◆ Problem to solve ◆
Write the entries below out again exactly; any picture in them stays out.
============================================================
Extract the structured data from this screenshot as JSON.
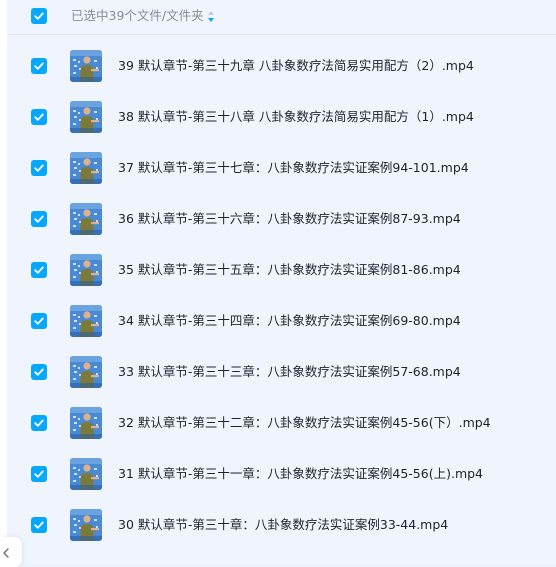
{
  "header": {
    "checked": true,
    "selection_text": "已选中39个文件/文件夹"
  },
  "files": [
    {
      "name": "39 默认章节-第三十九章 八卦象数疗法简易实用配方（2）.mp4",
      "checked": true
    },
    {
      "name": "38 默认章节-第三十八章 八卦象数疗法简易实用配方（1）.mp4",
      "checked": true
    },
    {
      "name": "37 默认章节-第三十七章：八卦象数疗法实证案例94-101.mp4",
      "checked": true
    },
    {
      "name": "36 默认章节-第三十六章：八卦象数疗法实证案例87-93.mp4",
      "checked": true
    },
    {
      "name": "35 默认章节-第三十五章：八卦象数疗法实证案例81-86.mp4",
      "checked": true
    },
    {
      "name": "34 默认章节-第三十四章：八卦象数疗法实证案例69-80.mp4",
      "checked": true
    },
    {
      "name": "33 默认章节-第三十三章：八卦象数疗法实证案例57-68.mp4",
      "checked": true
    },
    {
      "name": "32 默认章节-第三十二章：八卦象数疗法实证案例45-56(下）.mp4",
      "checked": true
    },
    {
      "name": "31 默认章节-第三十一章：八卦象数疗法实证案例45-56(上).mp4",
      "checked": true
    },
    {
      "name": "30 默认章节-第三十章：八卦象数疗法实证案例33-44.mp4",
      "checked": true
    }
  ],
  "icons": {
    "checkbox": "checkmark-icon",
    "sort": "sort-icon",
    "thumbnail": "video-thumbnail",
    "back": "chevron-left-icon"
  },
  "colors": {
    "accent": "#06a7ff",
    "background": "#f0f5fd",
    "text": "#1f2329",
    "muted_text": "#878c9c"
  }
}
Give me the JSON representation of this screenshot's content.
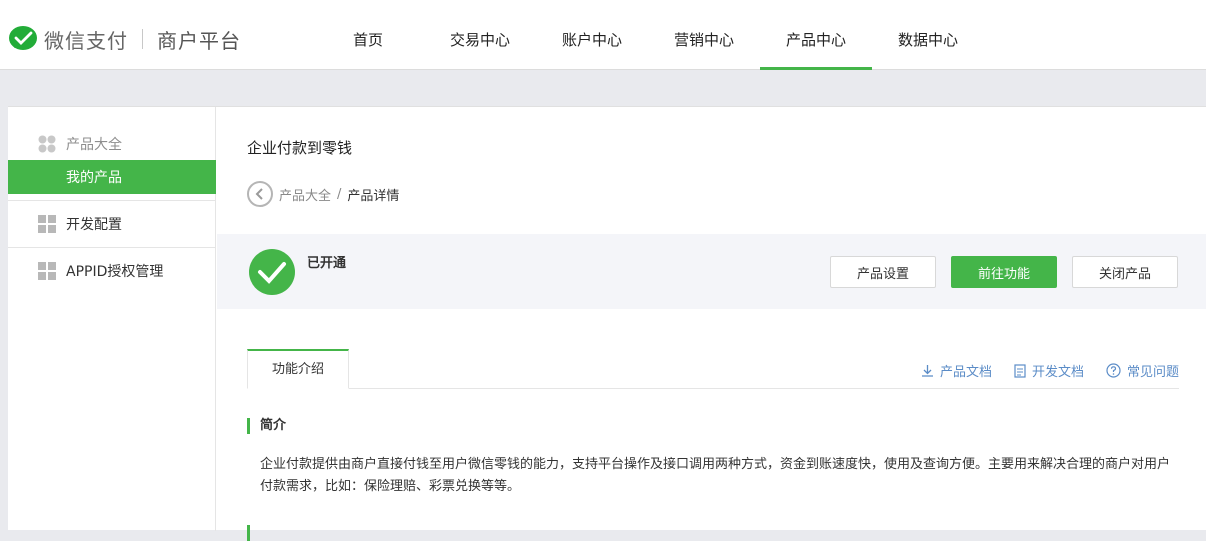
{
  "header": {
    "brand": "微信支付",
    "subtitle": "商户平台",
    "nav": [
      {
        "label": "首页",
        "active": false
      },
      {
        "label": "交易中心",
        "active": false
      },
      {
        "label": "账户中心",
        "active": false
      },
      {
        "label": "营销中心",
        "active": false
      },
      {
        "label": "产品中心",
        "active": true
      },
      {
        "label": "数据中心",
        "active": false
      }
    ]
  },
  "sidebar": {
    "group_title": "产品大全",
    "active_item": "我的产品",
    "items": [
      "开发配置",
      "APPID授权管理"
    ]
  },
  "main": {
    "title": "企业付款到零钱",
    "breadcrumb": {
      "parent": "产品大全",
      "separator": "/",
      "current": "产品详情"
    },
    "status": {
      "text": "已开通"
    },
    "buttons": {
      "settings": "产品设置",
      "goto": "前往功能",
      "close": "关闭产品"
    },
    "tab": "功能介绍",
    "doc_links": {
      "product_doc": "产品文档",
      "dev_doc": "开发文档",
      "faq": "常见问题"
    },
    "intro": {
      "heading": "简介",
      "body": "企业付款提供由商户直接付钱至用户微信零钱的能力，支持平台操作及接口调用两种方式，资金到账速度快，使用及查询方便。主要用来解决合理的商户对用户付款需求，比如：保险理赔、彩票兑换等等。"
    }
  },
  "colors": {
    "brand_green": "#44b549",
    "link_blue": "#5b8cc7"
  }
}
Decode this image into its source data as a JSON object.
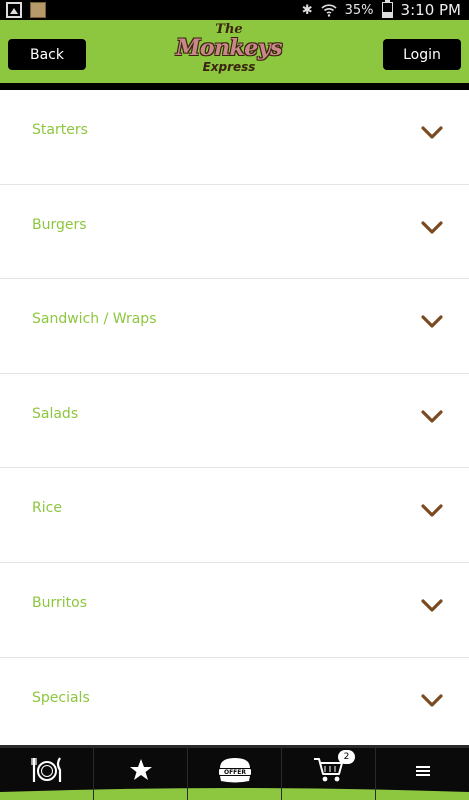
{
  "status_bar": {
    "battery": "35%",
    "time": "3:10 PM"
  },
  "header": {
    "back_label": "Back",
    "login_label": "Login",
    "logo": {
      "the": "The",
      "name": "Monkeys",
      "sub": "Express"
    }
  },
  "menu": {
    "items": [
      {
        "label": "Starters"
      },
      {
        "label": "Burgers"
      },
      {
        "label": "Sandwich / Wraps"
      },
      {
        "label": "Salads"
      },
      {
        "label": "Rice"
      },
      {
        "label": "Burritos"
      },
      {
        "label": "Specials"
      }
    ]
  },
  "tab_bar": {
    "tabs": [
      {
        "icon": "plate-cutlery-icon"
      },
      {
        "icon": "star-icon"
      },
      {
        "icon": "burger-offer-icon",
        "text": "OFFER"
      },
      {
        "icon": "cart-icon",
        "badge": "2"
      },
      {
        "icon": "menu-icon"
      }
    ]
  },
  "colors": {
    "brand_green": "#8dc63f",
    "chevron_brown": "#7a4a20",
    "header_dark": "#000000"
  }
}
============================================================
◆ Answer to the problem ◆
Extract the structured data from this screenshot as JSON.
{
  "header": {
    "checked": true,
    "selection_text": "已选中39个文件/文件夹"
  },
  "files": [
    {
      "name": "39 默认章节-第三十九章 八卦象数疗法简易实用配方（2）.mp4",
      "checked": true
    },
    {
      "name": "38 默认章节-第三十八章 八卦象数疗法简易实用配方（1）.mp4",
      "checked": true
    },
    {
      "name": "37 默认章节-第三十七章：八卦象数疗法实证案例94-101.mp4",
      "checked": true
    },
    {
      "name": "36 默认章节-第三十六章：八卦象数疗法实证案例87-93.mp4",
      "checked": true
    },
    {
      "name": "35 默认章节-第三十五章：八卦象数疗法实证案例81-86.mp4",
      "checked": true
    },
    {
      "name": "34 默认章节-第三十四章：八卦象数疗法实证案例69-80.mp4",
      "checked": true
    },
    {
      "name": "33 默认章节-第三十三章：八卦象数疗法实证案例57-68.mp4",
      "checked": true
    },
    {
      "name": "32 默认章节-第三十二章：八卦象数疗法实证案例45-56(下）.mp4",
      "checked": true
    },
    {
      "name": "31 默认章节-第三十一章：八卦象数疗法实证案例45-56(上).mp4",
      "checked": true
    },
    {
      "name": "30 默认章节-第三十章：八卦象数疗法实证案例33-44.mp4",
      "checked": true
    }
  ],
  "icons": {
    "checkbox": "checkmark-icon",
    "sort": "sort-icon",
    "thumbnail": "video-thumbnail",
    "back": "chevron-left-icon"
  },
  "colors": {
    "accent": "#06a7ff",
    "background": "#f0f5fd",
    "text": "#1f2329",
    "muted_text": "#878c9c"
  }
}
Give me the JSON representation of this screenshot's content.
{
  "header": {
    "brand": "微信支付",
    "subtitle": "商户平台",
    "nav": [
      {
        "label": "首页",
        "active": false
      },
      {
        "label": "交易中心",
        "active": false
      },
      {
        "label": "账户中心",
        "active": false
      },
      {
        "label": "营销中心",
        "active": false
      },
      {
        "label": "产品中心",
        "active": true
      },
      {
        "label": "数据中心",
        "active": false
      }
    ]
  },
  "sidebar": {
    "group_title": "产品大全",
    "active_item": "我的产品",
    "items": [
      "开发配置",
      "APPID授权管理"
    ]
  },
  "main": {
    "title": "企业付款到零钱",
    "breadcrumb": {
      "parent": "产品大全",
      "separator": "/",
      "current": "产品详情"
    },
    "status": {
      "text": "已开通"
    },
    "buttons": {
      "settings": "产品设置",
      "goto": "前往功能",
      "close": "关闭产品"
    },
    "tab": "功能介绍",
    "doc_links": {
      "product_doc": "产品文档",
      "dev_doc": "开发文档",
      "faq": "常见问题"
    },
    "intro": {
      "heading": "简介",
      "body": "企业付款提供由商户直接付钱至用户微信零钱的能力，支持平台操作及接口调用两种方式，资金到账速度快，使用及查询方便。主要用来解决合理的商户对用户付款需求，比如：保险理赔、彩票兑换等等。"
    }
  },
  "colors": {
    "brand_green": "#44b549",
    "link_blue": "#5b8cc7"
  }
}
Decode this image into its source data as a JSON object.
{
  "status_bar": {
    "battery": "35%",
    "time": "3:10 PM"
  },
  "header": {
    "back_label": "Back",
    "login_label": "Login",
    "logo": {
      "the": "The",
      "name": "Monkeys",
      "sub": "Express"
    }
  },
  "menu": {
    "items": [
      {
        "label": "Starters"
      },
      {
        "label": "Burgers"
      },
      {
        "label": "Sandwich / Wraps"
      },
      {
        "label": "Salads"
      },
      {
        "label": "Rice"
      },
      {
        "label": "Burritos"
      },
      {
        "label": "Specials"
      }
    ]
  },
  "tab_bar": {
    "tabs": [
      {
        "icon": "plate-cutlery-icon"
      },
      {
        "icon": "star-icon"
      },
      {
        "icon": "burger-offer-icon",
        "text": "OFFER"
      },
      {
        "icon": "cart-icon",
        "badge": "2"
      },
      {
        "icon": "menu-icon"
      }
    ]
  },
  "colors": {
    "brand_green": "#8dc63f",
    "chevron_brown": "#7a4a20",
    "header_dark": "#000000"
  }
}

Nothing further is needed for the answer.